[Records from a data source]
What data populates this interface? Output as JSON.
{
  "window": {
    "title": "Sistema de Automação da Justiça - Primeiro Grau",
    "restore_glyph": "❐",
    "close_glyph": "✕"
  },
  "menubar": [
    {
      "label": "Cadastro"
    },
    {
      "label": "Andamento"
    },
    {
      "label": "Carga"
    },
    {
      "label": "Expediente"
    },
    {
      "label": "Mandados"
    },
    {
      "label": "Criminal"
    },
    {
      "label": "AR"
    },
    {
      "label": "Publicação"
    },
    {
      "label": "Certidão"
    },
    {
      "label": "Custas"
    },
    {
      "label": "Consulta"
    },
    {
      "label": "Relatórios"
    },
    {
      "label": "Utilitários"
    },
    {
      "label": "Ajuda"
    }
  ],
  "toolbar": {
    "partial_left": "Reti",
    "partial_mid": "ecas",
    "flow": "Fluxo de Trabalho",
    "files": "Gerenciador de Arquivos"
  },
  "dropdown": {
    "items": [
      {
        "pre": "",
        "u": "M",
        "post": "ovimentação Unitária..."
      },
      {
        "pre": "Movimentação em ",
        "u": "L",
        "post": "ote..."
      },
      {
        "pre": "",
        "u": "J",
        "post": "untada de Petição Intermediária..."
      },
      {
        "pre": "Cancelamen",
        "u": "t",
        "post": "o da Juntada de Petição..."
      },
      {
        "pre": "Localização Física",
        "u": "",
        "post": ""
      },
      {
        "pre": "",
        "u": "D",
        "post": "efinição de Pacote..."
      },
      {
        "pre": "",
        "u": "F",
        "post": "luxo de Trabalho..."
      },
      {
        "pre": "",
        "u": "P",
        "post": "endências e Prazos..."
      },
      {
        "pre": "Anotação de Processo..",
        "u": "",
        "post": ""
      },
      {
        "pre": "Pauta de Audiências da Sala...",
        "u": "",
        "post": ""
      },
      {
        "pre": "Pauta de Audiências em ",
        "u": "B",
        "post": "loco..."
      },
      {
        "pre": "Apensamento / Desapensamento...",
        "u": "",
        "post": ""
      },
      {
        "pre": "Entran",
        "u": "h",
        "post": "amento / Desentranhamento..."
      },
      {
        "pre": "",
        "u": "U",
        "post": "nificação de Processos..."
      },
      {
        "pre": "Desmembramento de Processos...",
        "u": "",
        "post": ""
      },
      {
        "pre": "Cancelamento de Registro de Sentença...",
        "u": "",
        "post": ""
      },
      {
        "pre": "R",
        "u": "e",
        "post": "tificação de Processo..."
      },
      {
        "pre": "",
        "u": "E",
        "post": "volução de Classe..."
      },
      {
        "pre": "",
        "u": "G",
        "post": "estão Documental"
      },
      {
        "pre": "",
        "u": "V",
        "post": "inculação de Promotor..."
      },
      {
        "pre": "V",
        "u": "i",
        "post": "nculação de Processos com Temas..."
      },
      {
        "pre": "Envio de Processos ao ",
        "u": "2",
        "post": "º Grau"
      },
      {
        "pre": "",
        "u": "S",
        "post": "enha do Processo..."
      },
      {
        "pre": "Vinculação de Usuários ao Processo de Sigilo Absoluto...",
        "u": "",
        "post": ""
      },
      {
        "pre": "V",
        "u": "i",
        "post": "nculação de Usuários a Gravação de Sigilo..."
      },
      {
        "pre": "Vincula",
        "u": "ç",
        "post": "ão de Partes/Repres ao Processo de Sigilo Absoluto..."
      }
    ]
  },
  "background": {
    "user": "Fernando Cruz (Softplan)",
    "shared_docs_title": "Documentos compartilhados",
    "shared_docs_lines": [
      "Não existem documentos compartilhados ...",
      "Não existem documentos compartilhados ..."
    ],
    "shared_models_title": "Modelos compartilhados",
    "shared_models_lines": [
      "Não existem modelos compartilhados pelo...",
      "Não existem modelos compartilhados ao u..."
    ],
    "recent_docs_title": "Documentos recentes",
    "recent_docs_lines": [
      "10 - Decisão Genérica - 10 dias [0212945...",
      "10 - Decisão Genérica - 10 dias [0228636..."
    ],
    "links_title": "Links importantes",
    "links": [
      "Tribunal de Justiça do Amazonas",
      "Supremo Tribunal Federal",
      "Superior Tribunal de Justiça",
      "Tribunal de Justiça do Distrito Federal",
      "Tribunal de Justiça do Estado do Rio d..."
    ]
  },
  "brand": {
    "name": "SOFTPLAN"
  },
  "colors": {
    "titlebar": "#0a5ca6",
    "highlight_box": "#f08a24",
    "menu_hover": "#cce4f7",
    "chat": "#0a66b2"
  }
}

• _Requirements_
Repeat the data in its entirety, character for character.

• _Full answer_
What data populates this interface? Output as JSON.
{
  "window": {
    "title": "Sistema de Automação da Justiça - Primeiro Grau",
    "restore_glyph": "❐",
    "close_glyph": "✕"
  },
  "menubar": [
    {
      "label": "Cadastro"
    },
    {
      "label": "Andamento"
    },
    {
      "label": "Carga"
    },
    {
      "label": "Expediente"
    },
    {
      "label": "Mandados"
    },
    {
      "label": "Criminal"
    },
    {
      "label": "AR"
    },
    {
      "label": "Publicação"
    },
    {
      "label": "Certidão"
    },
    {
      "label": "Custas"
    },
    {
      "label": "Consulta"
    },
    {
      "label": "Relatórios"
    },
    {
      "label": "Utilitários"
    },
    {
      "label": "Ajuda"
    }
  ],
  "toolbar": {
    "partial_left": "Reti",
    "partial_mid": "ecas",
    "flow": "Fluxo de Trabalho",
    "files": "Gerenciador de Arquivos"
  },
  "dropdown": {
    "items": [
      {
        "pre": "",
        "u": "M",
        "post": "ovimentação Unitária..."
      },
      {
        "pre": "Movimentação em ",
        "u": "L",
        "post": "ote..."
      },
      {
        "pre": "",
        "u": "J",
        "post": "untada de Petição Intermediária..."
      },
      {
        "pre": "Cancelamen",
        "u": "t",
        "post": "o da Juntada de Petição..."
      },
      {
        "pre": "Localização Física",
        "u": "",
        "post": ""
      },
      {
        "pre": "",
        "u": "D",
        "post": "efinição de Pacote..."
      },
      {
        "pre": "",
        "u": "F",
        "post": "luxo de Trabalho..."
      },
      {
        "pre": "",
        "u": "P",
        "post": "endências e Prazos..."
      },
      {
        "pre": "Anotação de Processo..",
        "u": "",
        "post": ""
      },
      {
        "pre": "Pauta de Audiências da Sala...",
        "u": "",
        "post": ""
      },
      {
        "pre": "Pauta de Audiências em ",
        "u": "B",
        "post": "loco..."
      },
      {
        "pre": "Apensamento / Desapensamento...",
        "u": "",
        "post": ""
      },
      {
        "pre": "Entran",
        "u": "h",
        "post": "amento / Desentranhamento..."
      },
      {
        "pre": "",
        "u": "U",
        "post": "nificação de Processos..."
      },
      {
        "pre": "Desmembramento de Processos...",
        "u": "",
        "post": ""
      },
      {
        "pre": "Cancelamento de Registro de Sentença...",
        "u": "",
        "post": ""
      },
      {
        "pre": "R",
        "u": "e",
        "post": "tificação de Processo..."
      },
      {
        "pre": "",
        "u": "E",
        "post": "volução de Classe..."
      },
      {
        "pre": "",
        "u": "G",
        "post": "estão Documental"
      },
      {
        "pre": "",
        "u": "V",
        "post": "inculação de Promotor..."
      },
      {
        "pre": "V",
        "u": "i",
        "post": "nculação de Processos com Temas..."
      },
      {
        "pre": "Envio de Processos ao ",
        "u": "2",
        "post": "º Grau"
      },
      {
        "pre": "",
        "u": "S",
        "post": "enha do Processo..."
      },
      {
        "pre": "Vinculação de Usuários ao Processo de Sigilo Absoluto...",
        "u": "",
        "post": ""
      },
      {
        "pre": "V",
        "u": "i",
        "post": "nculação de Usuários a Gravação de Sigilo..."
      },
      {
        "pre": "Vincula",
        "u": "ç",
        "post": "ão de Partes/Repres ao Processo de Sigilo Absoluto..."
      }
    ]
  },
  "background": {
    "user": "Fernando Cruz (Softplan)",
    "shared_docs_title": "Documentos compartilhados",
    "shared_docs_lines": [
      "Não existem documentos compartilhados ...",
      "Não existem documentos compartilhados ..."
    ],
    "shared_models_title": "Modelos compartilhados",
    "shared_models_lines": [
      "Não existem modelos compartilhados pelo...",
      "Não existem modelos compartilhados ao u..."
    ],
    "recent_docs_title": "Documentos recentes",
    "recent_docs_lines": [
      "10 - Decisão Genérica - 10 dias [0212945...",
      "10 - Decisão Genérica - 10 dias [0228636..."
    ],
    "links_title": "Links importantes",
    "links": [
      "Tribunal de Justiça do Amazonas",
      "Supremo Tribunal Federal",
      "Superior Tribunal de Justiça",
      "Tribunal de Justiça do Distrito Federal",
      "Tribunal de Justiça do Estado do Rio d..."
    ]
  },
  "brand": {
    "name": "SOFTPLAN"
  },
  "colors": {
    "titlebar": "#0a5ca6",
    "highlight_box": "#f08a24",
    "menu_hover": "#cce4f7",
    "chat": "#0a66b2"
  }
}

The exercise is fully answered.